Ausgangstext:
□ □ □ □ □ □ □

Unternehmer sind zufrieden mit dem Wirtschaftsstandort „Hahner Stock“ - Christian Baldauf kam zur Stippvisite in den Westerwald

Klaus Lütkefedder, Bürgermeister der Verbandsgemeinde Wallmerod ist zu Recht Stolz: Unter seiner Federführung hat sich die Kommune mehr und mehr für die Zukunft aufgestellt. Gerne war Christian Baldauf, CDU-Fraktionschef und Kandidat um das Amt des Ministerpräsidenten von RLP, in den Westerwald gekommen, um sich gemeinsam mit der Landtagsabgeordneten Jenny Groß, ihrem B-Kandidaten und Wallmeroder Ratsmitglied Roland Weimer und dem Kandidaten für den Wahlkreis 5, Janick Pape, über den prosperierenden Wirtschaftsstandort am Hahner Stock zu informieren.

□ □ □ □ □ □ □

Aufgabe: Für welchen Wahlkreis kandidiert Janick Pape laut dem Ausgangstext?

□ □ □ □ □ □ □

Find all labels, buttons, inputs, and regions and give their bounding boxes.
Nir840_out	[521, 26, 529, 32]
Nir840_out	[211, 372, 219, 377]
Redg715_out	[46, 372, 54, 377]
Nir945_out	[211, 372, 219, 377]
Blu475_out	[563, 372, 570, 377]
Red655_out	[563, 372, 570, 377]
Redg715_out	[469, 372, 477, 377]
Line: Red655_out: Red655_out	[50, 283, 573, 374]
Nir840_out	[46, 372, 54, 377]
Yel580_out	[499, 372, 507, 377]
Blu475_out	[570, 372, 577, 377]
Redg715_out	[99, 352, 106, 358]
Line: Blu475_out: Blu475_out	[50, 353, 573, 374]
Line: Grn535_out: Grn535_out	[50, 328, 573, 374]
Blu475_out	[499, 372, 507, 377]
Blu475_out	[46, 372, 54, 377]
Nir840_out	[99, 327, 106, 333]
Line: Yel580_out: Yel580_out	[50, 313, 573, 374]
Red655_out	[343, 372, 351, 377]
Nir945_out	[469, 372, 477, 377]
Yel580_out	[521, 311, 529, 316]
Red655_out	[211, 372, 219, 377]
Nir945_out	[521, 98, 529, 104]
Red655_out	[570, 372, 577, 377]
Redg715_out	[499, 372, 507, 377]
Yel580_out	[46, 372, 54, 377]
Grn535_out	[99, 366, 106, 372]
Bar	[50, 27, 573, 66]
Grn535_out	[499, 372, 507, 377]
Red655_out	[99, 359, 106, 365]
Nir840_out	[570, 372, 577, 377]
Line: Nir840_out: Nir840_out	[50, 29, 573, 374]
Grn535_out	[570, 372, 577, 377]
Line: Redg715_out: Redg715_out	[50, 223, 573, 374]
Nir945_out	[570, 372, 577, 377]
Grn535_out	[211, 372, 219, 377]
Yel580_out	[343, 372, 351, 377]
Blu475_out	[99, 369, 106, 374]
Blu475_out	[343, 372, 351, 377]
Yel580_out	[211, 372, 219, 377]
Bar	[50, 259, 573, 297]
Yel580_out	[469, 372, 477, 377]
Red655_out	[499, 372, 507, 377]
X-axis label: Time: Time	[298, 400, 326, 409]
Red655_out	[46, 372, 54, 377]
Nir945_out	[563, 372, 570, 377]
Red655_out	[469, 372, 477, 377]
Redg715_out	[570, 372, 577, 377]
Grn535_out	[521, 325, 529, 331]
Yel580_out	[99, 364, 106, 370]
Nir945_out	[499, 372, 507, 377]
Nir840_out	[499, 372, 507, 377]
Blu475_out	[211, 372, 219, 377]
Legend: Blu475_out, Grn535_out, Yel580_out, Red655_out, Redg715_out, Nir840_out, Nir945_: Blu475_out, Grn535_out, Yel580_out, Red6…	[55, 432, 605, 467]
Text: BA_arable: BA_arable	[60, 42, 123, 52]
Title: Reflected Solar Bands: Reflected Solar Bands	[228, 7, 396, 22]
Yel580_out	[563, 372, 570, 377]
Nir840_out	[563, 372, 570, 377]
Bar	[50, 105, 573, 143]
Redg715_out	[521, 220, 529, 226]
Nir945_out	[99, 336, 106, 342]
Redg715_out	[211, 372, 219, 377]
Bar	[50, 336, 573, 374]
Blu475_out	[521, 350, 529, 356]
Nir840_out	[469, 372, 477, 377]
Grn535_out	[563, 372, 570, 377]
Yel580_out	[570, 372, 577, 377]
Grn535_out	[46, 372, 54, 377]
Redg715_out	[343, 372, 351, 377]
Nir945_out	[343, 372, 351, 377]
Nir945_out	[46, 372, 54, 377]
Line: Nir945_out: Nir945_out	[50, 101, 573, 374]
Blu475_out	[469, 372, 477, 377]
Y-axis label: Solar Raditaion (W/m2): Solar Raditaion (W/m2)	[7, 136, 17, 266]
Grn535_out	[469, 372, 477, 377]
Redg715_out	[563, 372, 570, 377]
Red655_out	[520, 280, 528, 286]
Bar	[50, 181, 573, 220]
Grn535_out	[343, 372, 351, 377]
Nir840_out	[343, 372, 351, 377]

□ □ □ □ □ □ □

Antwort: Für den Wahlkreis 5.